▶ **Task to complete**: Copy every line of the records below that holds the word "债务利息及费用支出".

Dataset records

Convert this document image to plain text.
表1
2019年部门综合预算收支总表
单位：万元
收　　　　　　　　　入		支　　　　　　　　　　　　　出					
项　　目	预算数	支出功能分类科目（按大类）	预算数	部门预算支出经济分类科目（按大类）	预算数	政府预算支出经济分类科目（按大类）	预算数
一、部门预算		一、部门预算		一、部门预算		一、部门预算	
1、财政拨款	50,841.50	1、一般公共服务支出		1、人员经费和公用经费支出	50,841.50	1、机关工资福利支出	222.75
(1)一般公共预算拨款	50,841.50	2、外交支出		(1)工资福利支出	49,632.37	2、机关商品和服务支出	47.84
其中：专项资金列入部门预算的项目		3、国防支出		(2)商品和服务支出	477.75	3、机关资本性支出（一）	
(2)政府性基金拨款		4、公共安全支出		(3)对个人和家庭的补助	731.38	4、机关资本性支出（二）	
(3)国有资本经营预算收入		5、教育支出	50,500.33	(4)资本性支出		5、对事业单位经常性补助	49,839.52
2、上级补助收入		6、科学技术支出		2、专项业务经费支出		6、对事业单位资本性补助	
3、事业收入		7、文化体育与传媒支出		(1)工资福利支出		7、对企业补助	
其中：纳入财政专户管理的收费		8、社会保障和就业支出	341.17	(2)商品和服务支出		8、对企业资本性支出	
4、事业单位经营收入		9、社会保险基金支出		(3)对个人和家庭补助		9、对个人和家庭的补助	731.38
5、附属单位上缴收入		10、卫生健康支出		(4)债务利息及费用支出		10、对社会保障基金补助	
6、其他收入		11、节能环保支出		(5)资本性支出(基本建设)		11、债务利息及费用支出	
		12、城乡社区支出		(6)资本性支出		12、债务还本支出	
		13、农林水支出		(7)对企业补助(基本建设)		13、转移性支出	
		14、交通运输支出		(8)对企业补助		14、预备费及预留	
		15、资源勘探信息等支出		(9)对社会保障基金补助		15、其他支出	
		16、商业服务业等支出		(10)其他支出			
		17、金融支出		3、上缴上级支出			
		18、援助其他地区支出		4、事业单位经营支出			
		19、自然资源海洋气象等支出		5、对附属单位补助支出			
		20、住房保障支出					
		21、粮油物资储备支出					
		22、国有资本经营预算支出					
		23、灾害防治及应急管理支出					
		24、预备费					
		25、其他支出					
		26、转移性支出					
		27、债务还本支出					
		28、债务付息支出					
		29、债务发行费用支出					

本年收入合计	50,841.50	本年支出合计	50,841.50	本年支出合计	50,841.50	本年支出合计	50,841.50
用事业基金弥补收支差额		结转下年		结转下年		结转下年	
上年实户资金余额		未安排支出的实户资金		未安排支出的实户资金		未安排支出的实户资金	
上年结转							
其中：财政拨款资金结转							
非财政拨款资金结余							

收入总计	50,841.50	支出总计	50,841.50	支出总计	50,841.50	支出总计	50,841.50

▶ **Problem solution**:
5、附属单位上缴收入		10、卫生健康支出		(4)债务利息及费用支出		10、对社会保障基金补助	
6、其他收入		11、节能环保支出		(5)资本性支出(基本建设)		11、债务利息及费用支出	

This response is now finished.